TO BE DONE: Repeat the material below word for word and leave out all pictures.

Start of DATASET ENTRIES

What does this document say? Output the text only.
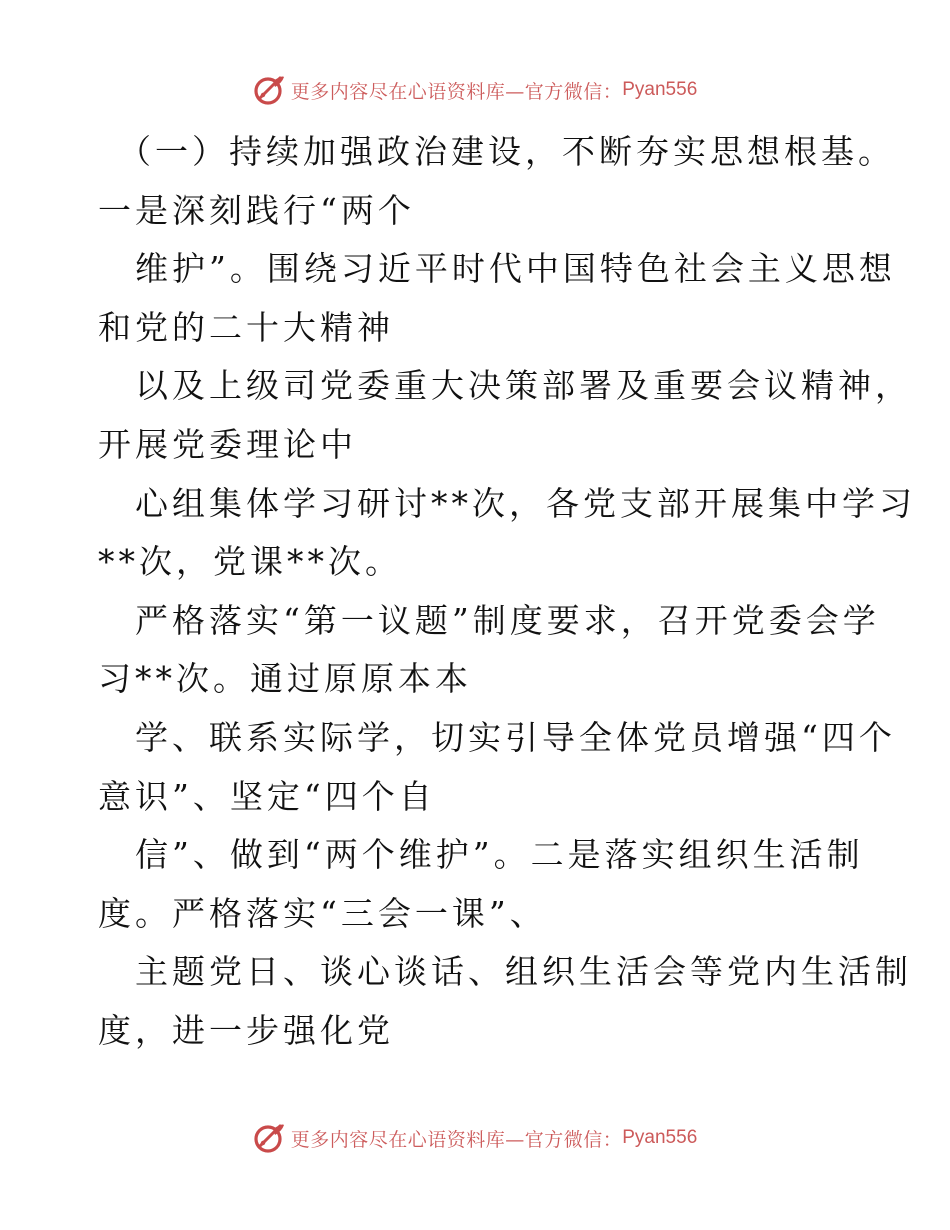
更多内容尽在心语资料库—官方微信： Pyan556
（一）持续加强政治建设，不断夯实思想根基。
一是深刻践行“两个
维护”。围绕习近平时代中国特色社会主义思想
和党的二十大精神
以及上级司党委重大决策部署及重要会议精神，
开展党委理论中
心组集体学习研讨**次，各党支部开展集中学习
**次，党课**次。
严格落实“第一议题”制度要求，召开党委会学
习**次。通过原原本本
学、联系实际学，切实引导全体党员增强“四个
意识”、坚定“四个自
信”、做到“两个维护”。二是落实组织生活制
度。严格落实“三会一课”、
主题党日、谈心谈话、组织生活会等党内生活制
度，进一步强化党
更多内容尽在心语资料库—官方微信： Pyan556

End of DATASET ENTRIES

WRITTEN SOLUTION:
What does this document say? Output the text only.
更多内容尽在心语资料库—官方微信： Pyan556
（一）持续加强政治建设，不断夯实思想根基。
一是深刻践行“两个
维护”。围绕习近平时代中国特色社会主义思想
和党的二十大精神
以及上级司党委重大决策部署及重要会议精神，
开展党委理论中
心组集体学习研讨**次，各党支部开展集中学习
**次，党课**次。
严格落实“第一议题”制度要求，召开党委会学
习**次。通过原原本本
学、联系实际学，切实引导全体党员增强“四个
意识”、坚定“四个自
信”、做到“两个维护”。二是落实组织生活制
度。严格落实“三会一课”、
主题党日、谈心谈话、组织生活会等党内生活制
度，进一步强化党
更多内容尽在心语资料库—官方微信： Pyan556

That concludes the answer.